-- Begin --

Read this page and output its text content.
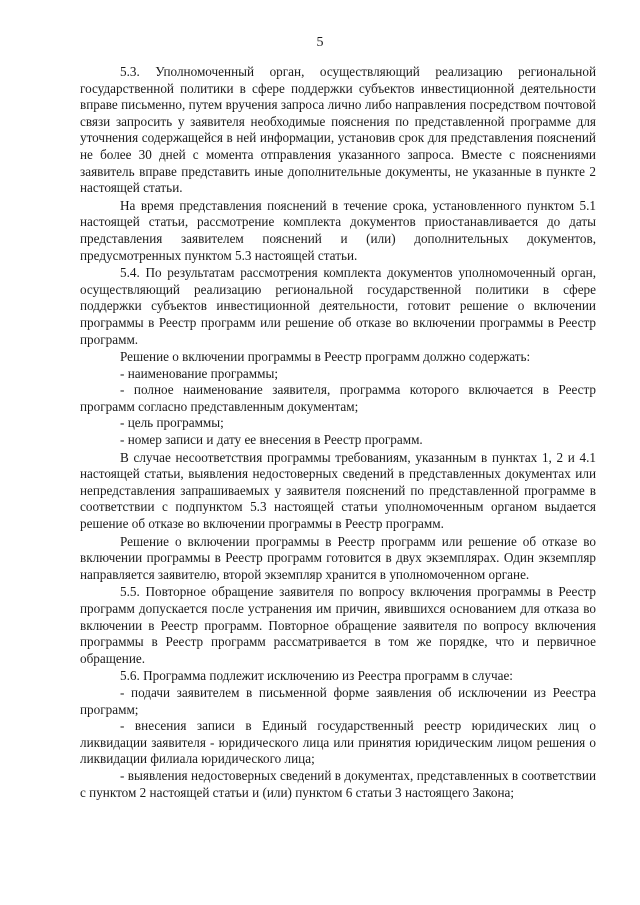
5

5.3. Уполномоченный орган, осуществляющий реализацию региональной государственной политики в сфере поддержки субъектов инвестиционной деятельности вправе письменно, путем вручения запроса лично либо направления посредством почтовой связи запросить у заявителя необходимые пояснения по представленной программе для уточнения содержащейся в ней информации, установив срок для представления пояснений не более 30 дней с момента отправления указанного запроса. Вместе с пояснениями заявитель вправе представить иные дополнительные документы, не указанные в пункте 2 настоящей статьи.

На время представления пояснений в течение срока, установленного пунктом 5.1 настоящей статьи, рассмотрение комплекта документов приостанавливается до даты представления заявителем пояснений и (или) дополнительных документов, предусмотренных пунктом 5.3 настоящей статьи.

5.4. По результатам рассмотрения комплекта документов уполномоченный орган, осуществляющий реализацию региональной государственной политики в сфере поддержки субъектов инвестиционной деятельности, готовит решение о включении программы в Реестр программ или решение об отказе во включении программы в Реестр программ.

Решение о включении программы в Реестр программ должно содержать:

- наименование программы;

- полное наименование заявителя, программа которого включается в Реестр программ согласно представленным документам;

- цель программы;

- номер записи и дату ее внесения в Реестр программ.

В случае несоответствия программы требованиям, указанным в пунктах 1, 2 и 4.1 настоящей статьи, выявления недостоверных сведений в представленных документах или непредставления запрашиваемых у заявителя пояснений по представленной программе в соответствии с подпунктом 5.3 настоящей статьи уполномоченным органом выдается решение об отказе во включении программы в Реестр программ.

Решение о включении программы в Реестр программ или решение об отказе во включении программы в Реестр программ готовится в двух экземплярах. Один экземпляр направляется заявителю, второй экземпляр хранится в уполномоченном органе.

5.5. Повторное обращение заявителя по вопросу включения программы в Реестр программ допускается после устранения им причин, явившихся основанием для отказа во включении в Реестр программ. Повторное обращение заявителя по вопросу включения программы в Реестр программ рассматривается в том же порядке, что и первичное обращение.

5.6. Программа подлежит исключению из Реестра программ в случае:

- подачи заявителем в письменной форме заявления об исключении из Реестра программ;

- внесения записи в Единый государственный реестр юридических лиц о ликвидации заявителя - юридического лица или принятия юридическим лицом решения о ликвидации филиала юридического лица;

- выявления недостоверных сведений в документах, представленных в соответствии с пунктом 2 настоящей статьи и (или) пунктом 6 статьи 3 настоящего Закона;
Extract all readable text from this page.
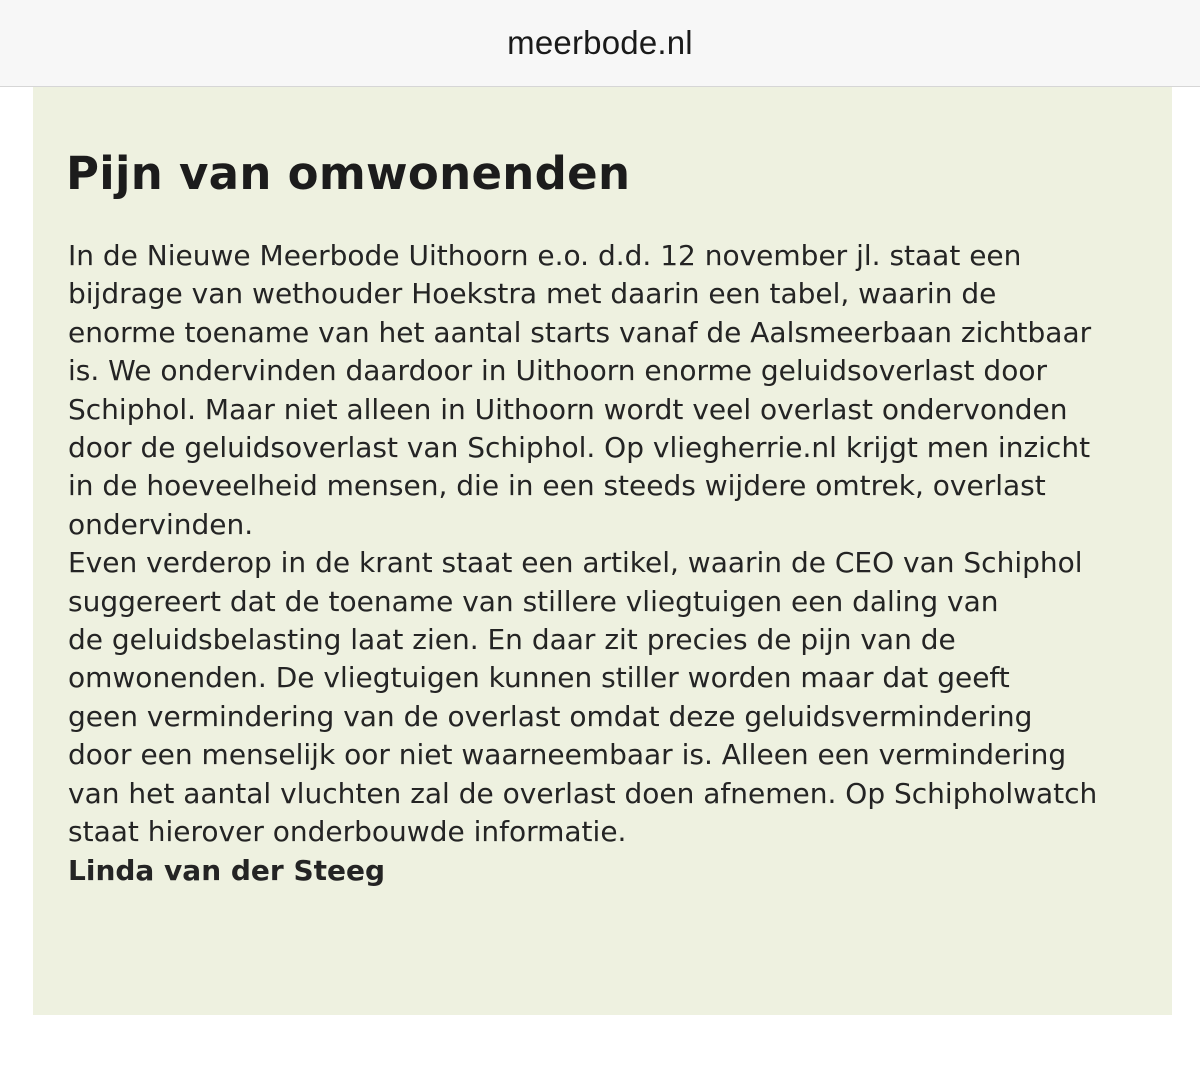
meerbode.nl
Pijn van omwonenden

In de Nieuwe Meerbode Uithoorn e.o. d.d. 12 november jl. staat een
bijdrage van wethouder Hoekstra met daarin een tabel, waarin de
enorme toename van het aantal starts vanaf de Aalsmeerbaan zichtbaar
is. We ondervinden daardoor in Uithoorn enorme geluidsoverlast door
Schiphol. Maar niet alleen in Uithoorn wordt veel overlast ondervonden
door de geluidsoverlast van Schiphol. Op vliegherrie.nl krijgt men inzicht
in de hoeveelheid mensen, die in een steeds wijdere omtrek, overlast
ondervinden.

Even verderop in de krant staat een artikel, waarin de CEO van Schiphol
suggereert dat de toename van stillere vliegtuigen een daling van
de geluidsbelasting laat zien. En daar zit precies de pijn van de
omwonenden. De vliegtuigen kunnen stiller worden maar dat geeft
geen vermindering van de overlast omdat deze geluidsvermindering
door een menselijk oor niet waarneembaar is. Alleen een vermindering
van het aantal vluchten zal de overlast doen afnemen. Op Schipholwatch
staat hierover onderbouwde informatie.

Linda van der Steeg
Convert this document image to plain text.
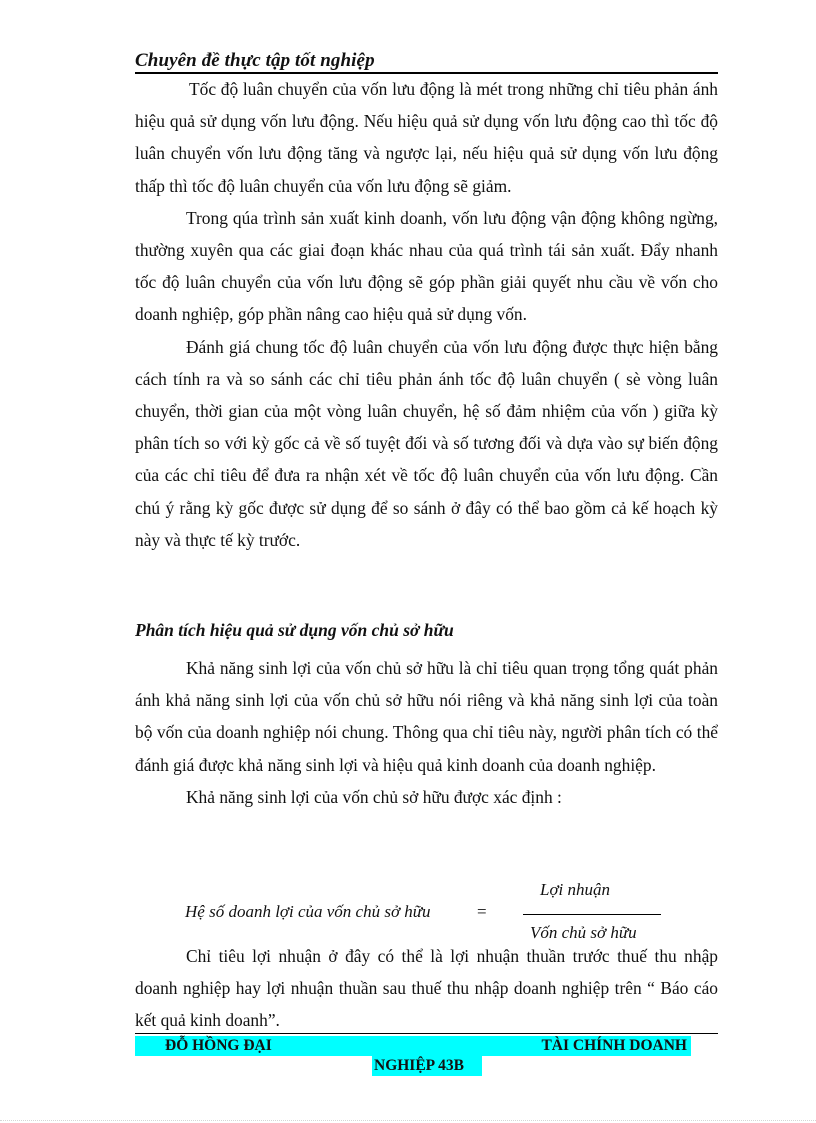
Chuyên đề thực tập tốt nghiệp

Tốc độ luân chuyển của vốn lưu động là mét trong những chỉ tiêu phản ánh hiệu quả sử dụng vốn lưu động. Nếu hiệu quả sử dụng vốn lưu động cao thì tốc độ luân chuyển vốn lưu động tăng và ngược lại, nếu hiệu quả sử dụng vốn lưu động thấp thì tốc độ luân chuyển của vốn lưu động sẽ giảm.

Trong qúa trình sản xuất kinh doanh, vốn lưu động vận động không ngừng, thường xuyên qua các giai đoạn khác nhau của quá trình tái sản xuất. Đẩy nhanh tốc độ luân chuyển của vốn lưu động sẽ góp phần giải quyết nhu cầu về vốn cho doanh nghiệp, góp phần nâng cao hiệu quả sử dụng vốn.

Đánh giá chung tốc độ luân chuyển của vốn lưu động được thực hiện bằng cách tính ra và so sánh các chỉ tiêu phản ánh tốc độ luân chuyển ( sè vòng luân chuyển, thời gian của một vòng luân chuyển, hệ số đảm nhiệm của vốn ) giữa kỳ phân tích so với kỳ gốc cả về số tuyệt đối và số tương đối và dựa vào sự biến động của các chỉ tiêu để đưa ra nhận xét về tốc độ luân chuyển của vốn lưu động. Cần chú ý rằng kỳ gốc được sử dụng để so sánh ở đây có thể bao gồm cả kế hoạch kỳ này và thực tế kỳ trước.

Phân tích hiệu quả sử dụng vốn chủ sở hữu

Khả năng sinh lợi của vốn chủ sở hữu là chỉ tiêu quan trọng tổng quát phản ánh khả năng sinh lợi của vốn chủ sở hữu nói riêng và khả năng sinh lợi của toàn bộ vốn của doanh nghiệp nói chung. Thông qua chỉ tiêu này, người phân tích có thể đánh giá được khả năng sinh lợi và hiệu quả kinh doanh của doanh nghiệp.

Khả năng sinh lợi của vốn chủ sở hữu được xác định :

Hệ số doanh lợi của vốn chủ sở hữu	=
Lợi nhuận
Vốn chủ sở hữu

Chỉ tiêu lợi nhuận ở đây có thể là lợi nhuận thuần trước thuế thu nhập doanh nghiệp hay lợi nhuận thuần sau thuế thu nhập doanh nghiệp trên “ Báo cáo kết quả kinh doanh”.

ĐỖ HỒNG ĐẠI	TÀI CHÍNH DOANH
NGHIỆP 43B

-- End --

Only a number is wanted: how many lines contain "geluidsoverlast"?

# Solution below
2